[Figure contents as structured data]
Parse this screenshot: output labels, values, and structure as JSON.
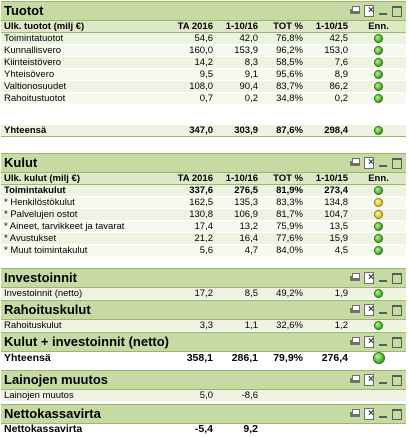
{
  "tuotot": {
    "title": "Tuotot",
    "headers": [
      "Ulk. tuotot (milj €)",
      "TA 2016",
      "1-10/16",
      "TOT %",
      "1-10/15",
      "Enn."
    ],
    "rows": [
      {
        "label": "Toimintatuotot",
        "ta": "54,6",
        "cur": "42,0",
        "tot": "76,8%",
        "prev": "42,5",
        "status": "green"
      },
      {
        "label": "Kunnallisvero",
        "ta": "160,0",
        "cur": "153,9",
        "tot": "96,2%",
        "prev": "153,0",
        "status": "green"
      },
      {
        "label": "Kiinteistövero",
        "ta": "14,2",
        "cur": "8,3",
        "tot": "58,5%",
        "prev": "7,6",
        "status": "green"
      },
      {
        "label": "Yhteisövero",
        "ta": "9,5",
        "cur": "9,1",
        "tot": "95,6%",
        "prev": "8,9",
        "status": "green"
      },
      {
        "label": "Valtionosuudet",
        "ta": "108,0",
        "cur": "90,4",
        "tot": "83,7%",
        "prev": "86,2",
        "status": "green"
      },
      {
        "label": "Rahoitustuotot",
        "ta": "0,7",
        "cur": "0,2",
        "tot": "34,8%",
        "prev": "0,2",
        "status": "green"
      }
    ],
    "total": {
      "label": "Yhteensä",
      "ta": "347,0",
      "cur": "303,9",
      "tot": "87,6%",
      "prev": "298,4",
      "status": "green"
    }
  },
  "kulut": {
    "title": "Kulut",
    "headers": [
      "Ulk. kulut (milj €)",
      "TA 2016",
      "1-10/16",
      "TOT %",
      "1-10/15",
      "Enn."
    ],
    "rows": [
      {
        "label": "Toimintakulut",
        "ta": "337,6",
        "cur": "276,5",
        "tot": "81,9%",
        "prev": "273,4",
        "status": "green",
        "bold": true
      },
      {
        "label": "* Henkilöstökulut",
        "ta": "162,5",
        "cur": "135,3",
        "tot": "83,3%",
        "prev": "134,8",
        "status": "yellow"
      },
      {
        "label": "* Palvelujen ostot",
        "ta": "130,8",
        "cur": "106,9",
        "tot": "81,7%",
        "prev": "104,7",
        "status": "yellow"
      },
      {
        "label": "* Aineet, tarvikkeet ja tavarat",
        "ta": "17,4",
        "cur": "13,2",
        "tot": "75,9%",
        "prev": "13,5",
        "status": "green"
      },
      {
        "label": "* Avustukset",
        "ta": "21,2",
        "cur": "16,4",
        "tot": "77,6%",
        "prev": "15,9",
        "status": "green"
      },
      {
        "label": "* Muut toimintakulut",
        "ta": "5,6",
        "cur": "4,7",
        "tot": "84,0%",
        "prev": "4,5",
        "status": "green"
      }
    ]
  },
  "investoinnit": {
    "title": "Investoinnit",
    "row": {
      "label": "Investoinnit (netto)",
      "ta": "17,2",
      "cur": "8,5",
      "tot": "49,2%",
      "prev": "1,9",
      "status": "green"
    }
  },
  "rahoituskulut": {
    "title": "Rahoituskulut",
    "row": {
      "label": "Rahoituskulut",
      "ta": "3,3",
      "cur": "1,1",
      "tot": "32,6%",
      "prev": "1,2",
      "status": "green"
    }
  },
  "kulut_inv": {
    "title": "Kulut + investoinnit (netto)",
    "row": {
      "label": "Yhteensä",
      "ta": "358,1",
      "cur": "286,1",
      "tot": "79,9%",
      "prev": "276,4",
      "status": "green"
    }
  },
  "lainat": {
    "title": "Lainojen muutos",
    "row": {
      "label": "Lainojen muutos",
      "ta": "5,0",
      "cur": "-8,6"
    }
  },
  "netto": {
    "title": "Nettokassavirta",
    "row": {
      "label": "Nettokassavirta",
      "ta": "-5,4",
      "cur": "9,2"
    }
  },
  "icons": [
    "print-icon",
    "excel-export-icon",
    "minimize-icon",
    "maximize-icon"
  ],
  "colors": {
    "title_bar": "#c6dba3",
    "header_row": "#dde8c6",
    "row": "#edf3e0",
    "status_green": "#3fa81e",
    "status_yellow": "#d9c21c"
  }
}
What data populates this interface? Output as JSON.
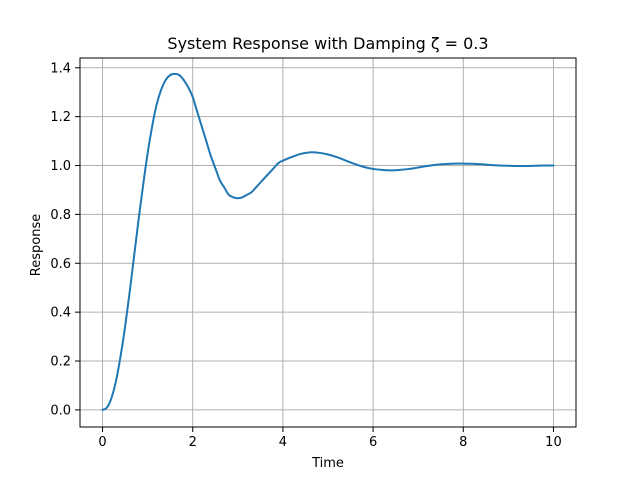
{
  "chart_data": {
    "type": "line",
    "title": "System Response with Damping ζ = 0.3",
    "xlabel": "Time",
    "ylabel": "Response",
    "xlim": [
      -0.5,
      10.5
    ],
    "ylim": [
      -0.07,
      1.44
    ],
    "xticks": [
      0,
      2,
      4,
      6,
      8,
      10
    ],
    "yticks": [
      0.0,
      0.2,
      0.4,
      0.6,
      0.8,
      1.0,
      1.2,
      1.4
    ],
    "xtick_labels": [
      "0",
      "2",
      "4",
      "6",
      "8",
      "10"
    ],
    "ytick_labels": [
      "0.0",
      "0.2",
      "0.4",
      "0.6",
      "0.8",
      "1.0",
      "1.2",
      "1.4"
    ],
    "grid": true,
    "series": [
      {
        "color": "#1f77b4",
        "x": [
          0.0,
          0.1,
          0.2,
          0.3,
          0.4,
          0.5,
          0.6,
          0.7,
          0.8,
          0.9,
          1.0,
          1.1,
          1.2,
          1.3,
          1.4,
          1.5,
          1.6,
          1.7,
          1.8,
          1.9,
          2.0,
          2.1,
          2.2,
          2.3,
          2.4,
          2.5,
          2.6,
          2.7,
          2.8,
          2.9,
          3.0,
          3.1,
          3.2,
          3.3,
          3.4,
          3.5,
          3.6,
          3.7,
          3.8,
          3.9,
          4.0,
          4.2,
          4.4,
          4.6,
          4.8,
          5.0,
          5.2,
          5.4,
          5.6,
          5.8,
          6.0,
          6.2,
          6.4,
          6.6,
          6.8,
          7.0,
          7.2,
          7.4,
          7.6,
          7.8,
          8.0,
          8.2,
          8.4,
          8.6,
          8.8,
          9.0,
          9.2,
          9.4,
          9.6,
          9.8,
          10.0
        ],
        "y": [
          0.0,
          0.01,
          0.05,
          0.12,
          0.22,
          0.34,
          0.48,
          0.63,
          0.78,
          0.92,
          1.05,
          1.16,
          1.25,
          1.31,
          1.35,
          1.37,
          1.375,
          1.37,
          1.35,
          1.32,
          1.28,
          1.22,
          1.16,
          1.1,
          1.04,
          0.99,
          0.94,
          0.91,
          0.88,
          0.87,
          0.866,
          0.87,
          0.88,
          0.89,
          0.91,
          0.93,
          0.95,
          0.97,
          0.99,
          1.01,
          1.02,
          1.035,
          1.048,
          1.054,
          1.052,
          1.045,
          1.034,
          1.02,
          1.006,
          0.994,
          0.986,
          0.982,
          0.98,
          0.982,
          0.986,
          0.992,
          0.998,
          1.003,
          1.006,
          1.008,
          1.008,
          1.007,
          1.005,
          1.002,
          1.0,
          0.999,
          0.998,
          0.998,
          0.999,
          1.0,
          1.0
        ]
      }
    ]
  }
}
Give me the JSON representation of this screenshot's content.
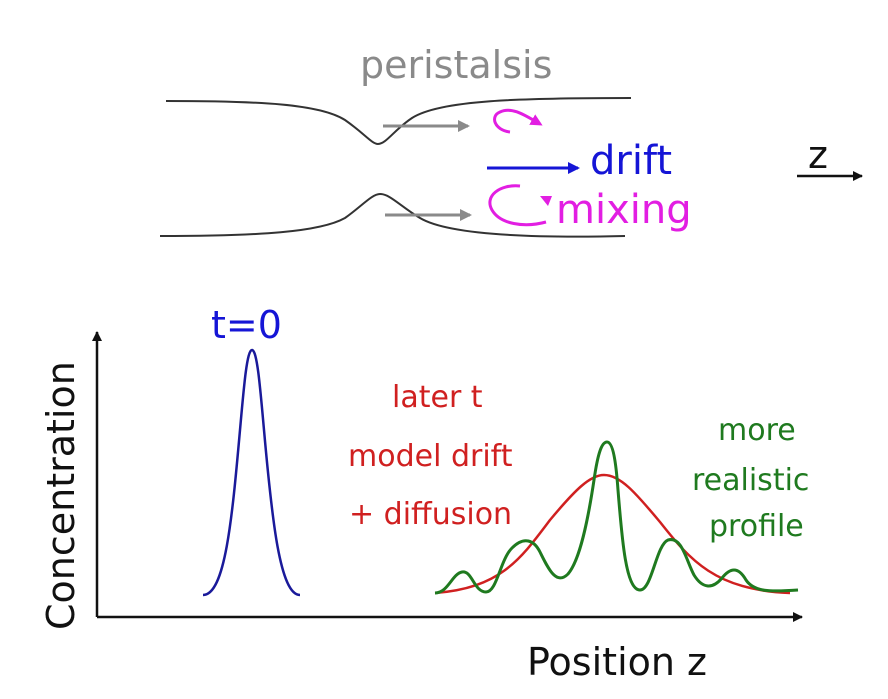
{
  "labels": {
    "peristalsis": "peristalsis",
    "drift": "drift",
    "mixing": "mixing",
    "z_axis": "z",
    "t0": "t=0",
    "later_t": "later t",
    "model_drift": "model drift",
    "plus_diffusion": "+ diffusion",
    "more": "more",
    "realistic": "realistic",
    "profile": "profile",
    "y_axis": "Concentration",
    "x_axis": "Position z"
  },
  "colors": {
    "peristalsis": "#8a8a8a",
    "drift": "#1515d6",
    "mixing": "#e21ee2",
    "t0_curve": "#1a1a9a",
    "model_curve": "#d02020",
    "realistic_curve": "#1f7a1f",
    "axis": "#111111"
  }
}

→ **TASK TO CARRY OUT**: Repeat only the lines from the one with "Give me the" through the end of the data, both included and exactly as written. Pictures stay out of the copy.

→ **RESPONSE**:
Give me the JSON representation of this screenshot's content.
{
  "labels": {
    "peristalsis": "peristalsis",
    "drift": "drift",
    "mixing": "mixing",
    "z_axis": "z",
    "t0": "t=0",
    "later_t": "later t",
    "model_drift": "model drift",
    "plus_diffusion": "+ diffusion",
    "more": "more",
    "realistic": "realistic",
    "profile": "profile",
    "y_axis": "Concentration",
    "x_axis": "Position z"
  },
  "colors": {
    "peristalsis": "#8a8a8a",
    "drift": "#1515d6",
    "mixing": "#e21ee2",
    "t0_curve": "#1a1a9a",
    "model_curve": "#d02020",
    "realistic_curve": "#1f7a1f",
    "axis": "#111111"
  }
}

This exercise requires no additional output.